EXERCISE TASK
Gather up every line from the entries below that uses the word "content".
* Start MATERIAL TO PROCESS *
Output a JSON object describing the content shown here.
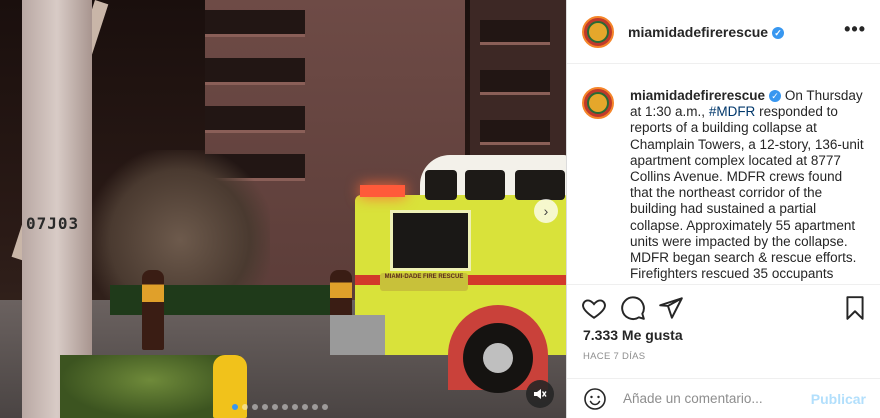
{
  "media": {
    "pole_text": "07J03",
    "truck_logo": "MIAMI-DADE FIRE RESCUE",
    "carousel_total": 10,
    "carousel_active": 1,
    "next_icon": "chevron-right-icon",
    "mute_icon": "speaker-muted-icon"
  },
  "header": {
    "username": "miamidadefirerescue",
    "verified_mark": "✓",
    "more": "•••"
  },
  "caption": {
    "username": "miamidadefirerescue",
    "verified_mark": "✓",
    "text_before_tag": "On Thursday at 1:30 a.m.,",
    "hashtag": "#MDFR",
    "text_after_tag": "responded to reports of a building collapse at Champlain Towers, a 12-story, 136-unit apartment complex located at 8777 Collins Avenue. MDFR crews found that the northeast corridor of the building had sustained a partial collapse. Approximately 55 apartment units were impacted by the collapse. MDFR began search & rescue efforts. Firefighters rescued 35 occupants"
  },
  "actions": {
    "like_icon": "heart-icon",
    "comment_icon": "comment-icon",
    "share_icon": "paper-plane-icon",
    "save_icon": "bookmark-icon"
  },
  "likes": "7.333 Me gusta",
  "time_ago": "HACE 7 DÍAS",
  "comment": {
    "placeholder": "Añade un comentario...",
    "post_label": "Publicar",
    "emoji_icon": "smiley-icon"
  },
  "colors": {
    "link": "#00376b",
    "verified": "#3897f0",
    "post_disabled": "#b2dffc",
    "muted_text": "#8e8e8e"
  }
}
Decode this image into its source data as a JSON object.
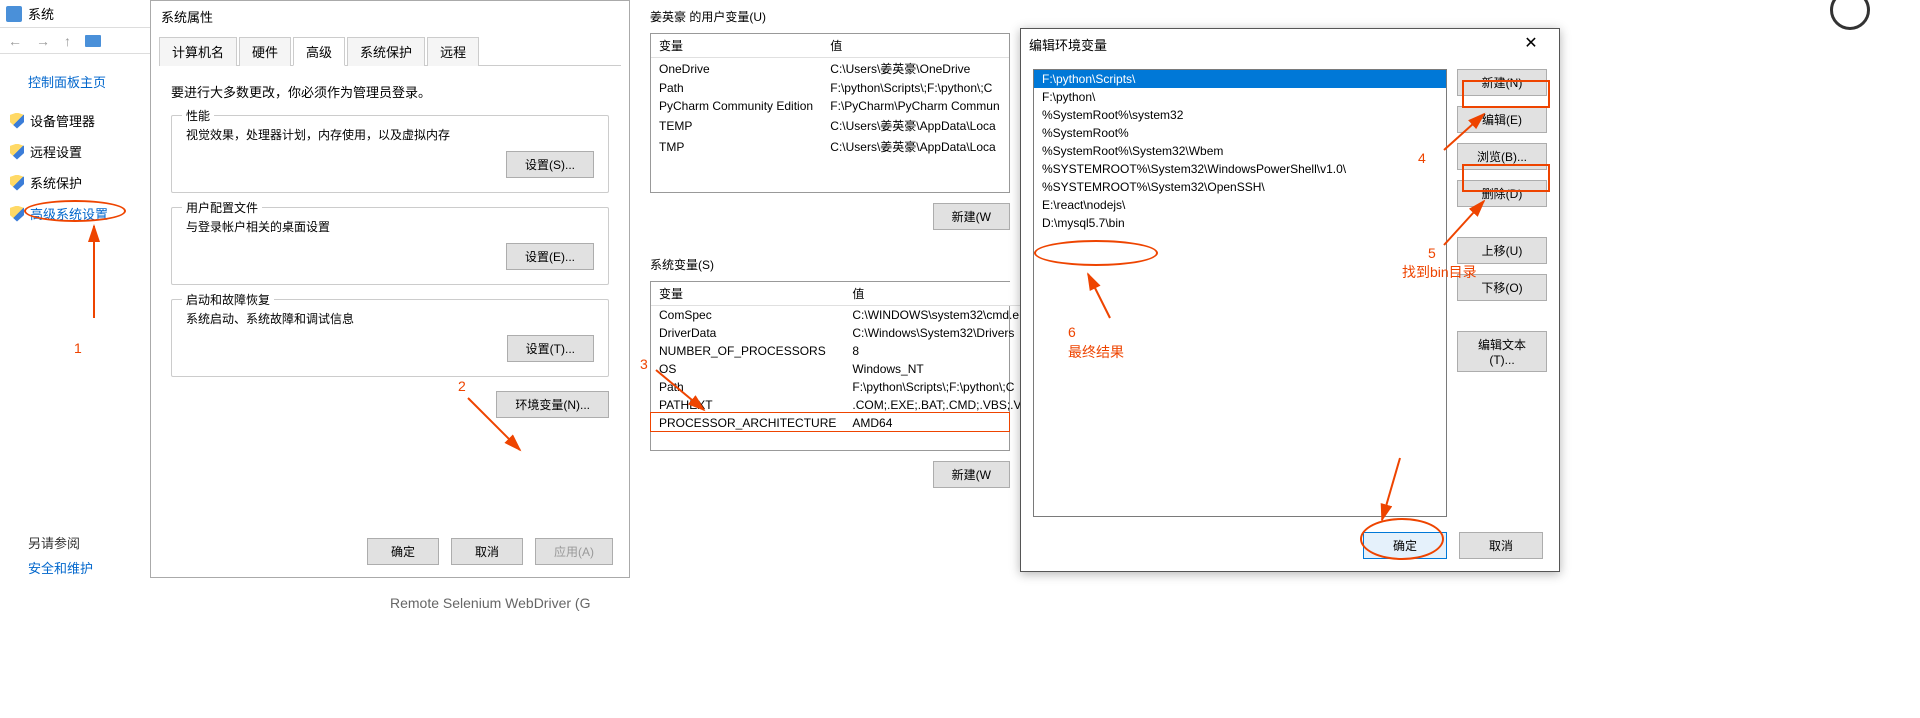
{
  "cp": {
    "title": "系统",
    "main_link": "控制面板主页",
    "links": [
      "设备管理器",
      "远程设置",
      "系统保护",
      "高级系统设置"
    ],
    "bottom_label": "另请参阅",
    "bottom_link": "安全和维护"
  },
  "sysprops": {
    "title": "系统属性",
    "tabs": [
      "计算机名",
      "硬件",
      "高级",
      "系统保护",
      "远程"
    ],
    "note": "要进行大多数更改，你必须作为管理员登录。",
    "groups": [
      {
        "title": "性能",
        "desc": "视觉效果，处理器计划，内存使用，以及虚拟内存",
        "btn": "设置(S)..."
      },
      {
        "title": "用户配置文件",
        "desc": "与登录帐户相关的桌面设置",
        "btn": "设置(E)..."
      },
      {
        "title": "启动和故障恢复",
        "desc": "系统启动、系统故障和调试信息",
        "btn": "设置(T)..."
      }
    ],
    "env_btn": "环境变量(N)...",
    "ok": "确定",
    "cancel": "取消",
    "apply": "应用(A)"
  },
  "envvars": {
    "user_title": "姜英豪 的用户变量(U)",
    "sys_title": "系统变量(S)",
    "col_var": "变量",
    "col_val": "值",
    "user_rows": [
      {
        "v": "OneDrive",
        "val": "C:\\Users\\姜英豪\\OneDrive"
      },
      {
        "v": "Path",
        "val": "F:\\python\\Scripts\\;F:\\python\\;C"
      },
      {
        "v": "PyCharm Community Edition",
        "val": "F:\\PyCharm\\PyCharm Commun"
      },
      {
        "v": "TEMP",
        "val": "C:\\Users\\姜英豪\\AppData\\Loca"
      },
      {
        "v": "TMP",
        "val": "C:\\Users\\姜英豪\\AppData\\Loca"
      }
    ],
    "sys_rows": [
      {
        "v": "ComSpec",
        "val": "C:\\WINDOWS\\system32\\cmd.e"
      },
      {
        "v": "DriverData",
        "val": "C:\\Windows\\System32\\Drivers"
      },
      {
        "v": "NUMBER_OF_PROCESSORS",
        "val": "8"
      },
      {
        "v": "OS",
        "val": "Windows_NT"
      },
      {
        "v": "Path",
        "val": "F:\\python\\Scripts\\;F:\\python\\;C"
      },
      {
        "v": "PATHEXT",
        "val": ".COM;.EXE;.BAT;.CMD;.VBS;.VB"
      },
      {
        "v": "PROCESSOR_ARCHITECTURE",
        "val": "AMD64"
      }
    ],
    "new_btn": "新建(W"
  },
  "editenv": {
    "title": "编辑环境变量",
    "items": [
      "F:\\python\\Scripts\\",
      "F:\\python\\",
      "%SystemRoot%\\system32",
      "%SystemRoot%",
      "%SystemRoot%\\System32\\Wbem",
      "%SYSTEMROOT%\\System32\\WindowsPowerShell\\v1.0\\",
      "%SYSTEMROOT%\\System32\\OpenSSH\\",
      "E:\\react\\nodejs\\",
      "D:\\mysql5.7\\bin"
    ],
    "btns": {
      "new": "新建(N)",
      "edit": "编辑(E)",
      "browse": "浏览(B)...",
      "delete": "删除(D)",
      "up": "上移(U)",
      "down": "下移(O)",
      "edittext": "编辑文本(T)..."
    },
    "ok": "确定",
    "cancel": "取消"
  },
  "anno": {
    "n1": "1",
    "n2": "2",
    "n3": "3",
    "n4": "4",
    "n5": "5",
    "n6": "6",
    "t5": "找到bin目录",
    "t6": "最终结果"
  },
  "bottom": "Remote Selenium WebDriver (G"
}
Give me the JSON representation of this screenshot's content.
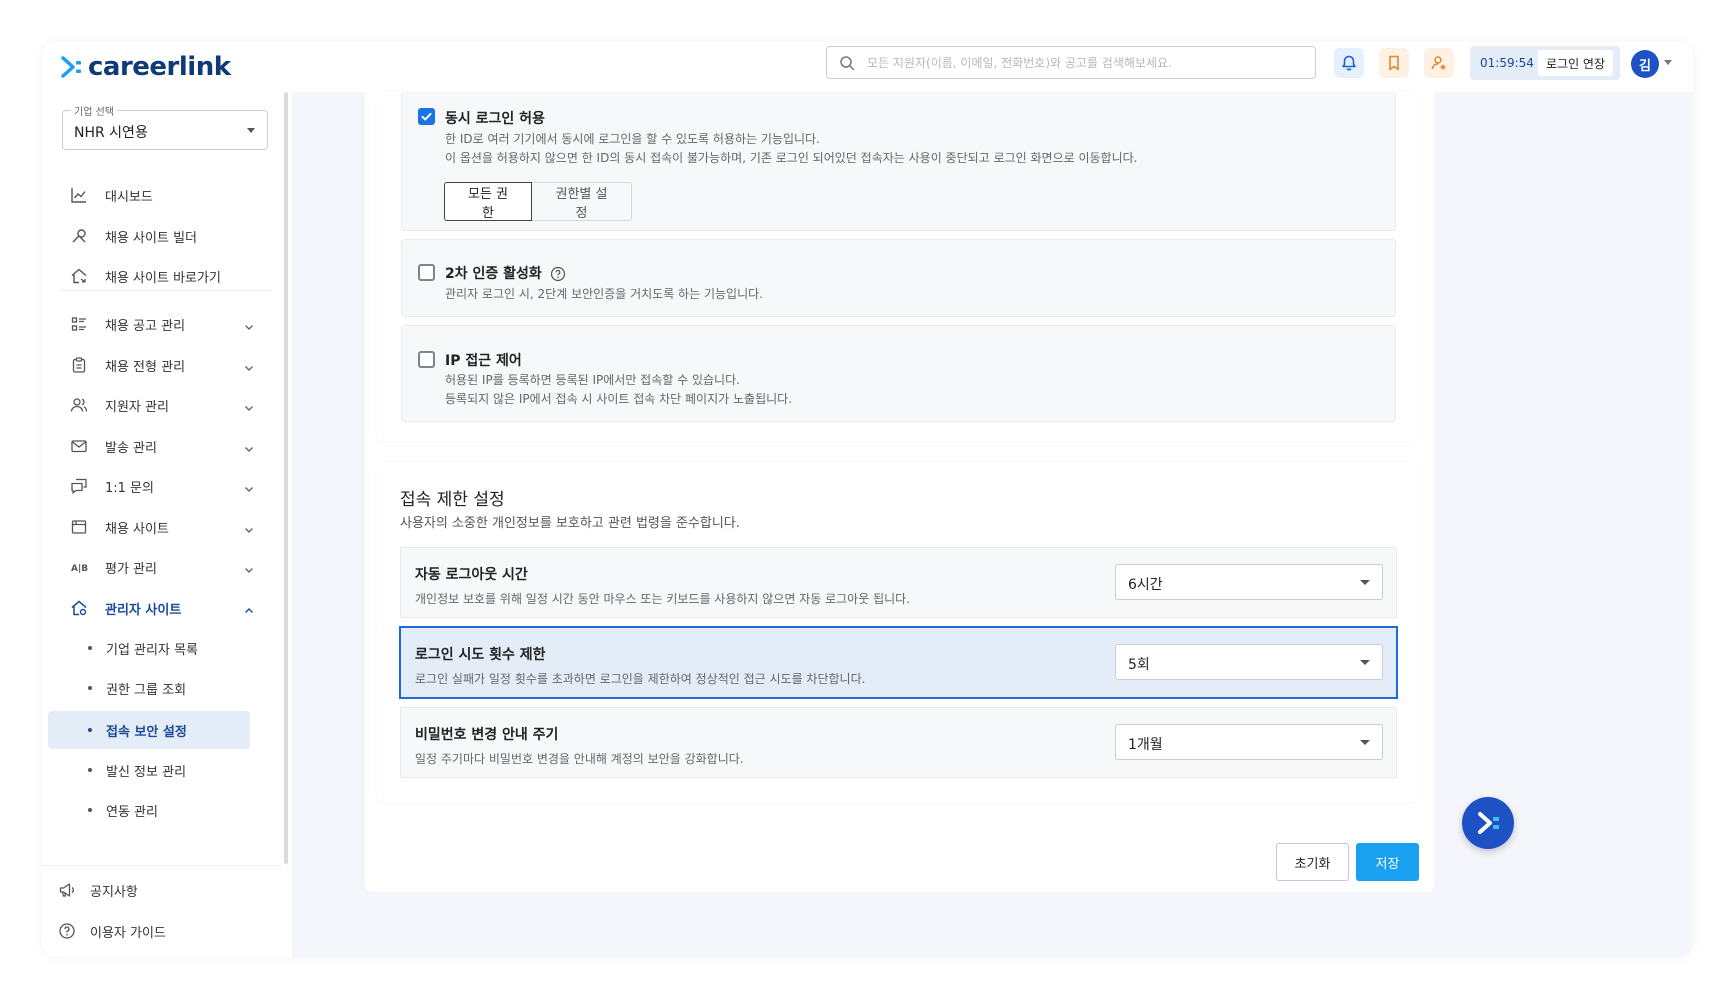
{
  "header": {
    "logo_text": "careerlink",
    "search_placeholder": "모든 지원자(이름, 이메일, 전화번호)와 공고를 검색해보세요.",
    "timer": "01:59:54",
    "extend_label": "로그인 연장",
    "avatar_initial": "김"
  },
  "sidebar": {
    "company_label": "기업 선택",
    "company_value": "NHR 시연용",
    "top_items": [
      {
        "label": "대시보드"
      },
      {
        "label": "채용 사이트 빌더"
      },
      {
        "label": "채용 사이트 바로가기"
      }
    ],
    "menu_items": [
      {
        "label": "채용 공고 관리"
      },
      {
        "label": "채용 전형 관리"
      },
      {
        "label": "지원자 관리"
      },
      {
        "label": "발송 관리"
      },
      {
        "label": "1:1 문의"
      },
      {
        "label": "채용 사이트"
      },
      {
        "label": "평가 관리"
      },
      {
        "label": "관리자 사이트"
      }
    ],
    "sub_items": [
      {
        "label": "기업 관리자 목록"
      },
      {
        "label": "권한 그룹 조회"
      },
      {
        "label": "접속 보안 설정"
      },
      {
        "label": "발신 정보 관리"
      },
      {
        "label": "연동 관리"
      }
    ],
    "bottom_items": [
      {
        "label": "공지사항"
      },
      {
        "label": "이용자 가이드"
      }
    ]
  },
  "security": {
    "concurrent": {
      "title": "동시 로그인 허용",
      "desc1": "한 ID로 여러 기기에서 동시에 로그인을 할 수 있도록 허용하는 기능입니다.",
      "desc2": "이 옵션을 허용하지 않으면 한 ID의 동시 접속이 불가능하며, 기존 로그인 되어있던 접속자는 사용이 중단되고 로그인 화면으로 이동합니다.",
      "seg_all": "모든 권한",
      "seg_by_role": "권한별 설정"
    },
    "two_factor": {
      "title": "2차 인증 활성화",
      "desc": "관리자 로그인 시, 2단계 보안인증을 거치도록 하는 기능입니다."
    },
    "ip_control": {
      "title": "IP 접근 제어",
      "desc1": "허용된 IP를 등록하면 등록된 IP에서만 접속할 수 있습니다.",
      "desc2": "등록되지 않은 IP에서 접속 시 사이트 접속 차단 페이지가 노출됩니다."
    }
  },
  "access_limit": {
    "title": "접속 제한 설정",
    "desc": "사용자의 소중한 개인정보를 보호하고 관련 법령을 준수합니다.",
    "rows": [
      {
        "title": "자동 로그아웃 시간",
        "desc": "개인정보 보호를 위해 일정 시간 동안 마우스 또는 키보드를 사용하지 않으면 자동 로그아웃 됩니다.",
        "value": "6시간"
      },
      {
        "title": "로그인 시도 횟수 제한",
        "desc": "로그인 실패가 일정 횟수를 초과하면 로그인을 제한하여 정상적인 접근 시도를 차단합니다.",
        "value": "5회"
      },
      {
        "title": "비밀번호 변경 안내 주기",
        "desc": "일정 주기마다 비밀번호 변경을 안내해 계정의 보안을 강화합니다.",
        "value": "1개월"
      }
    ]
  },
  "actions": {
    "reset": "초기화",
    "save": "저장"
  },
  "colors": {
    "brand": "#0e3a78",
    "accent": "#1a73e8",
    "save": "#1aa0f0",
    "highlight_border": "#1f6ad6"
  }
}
* End MATERIAL TO PROCESS *
THE RESULT
Output a JSON object describing the content shown here.
Give me the JSON representation of this screenshot's content.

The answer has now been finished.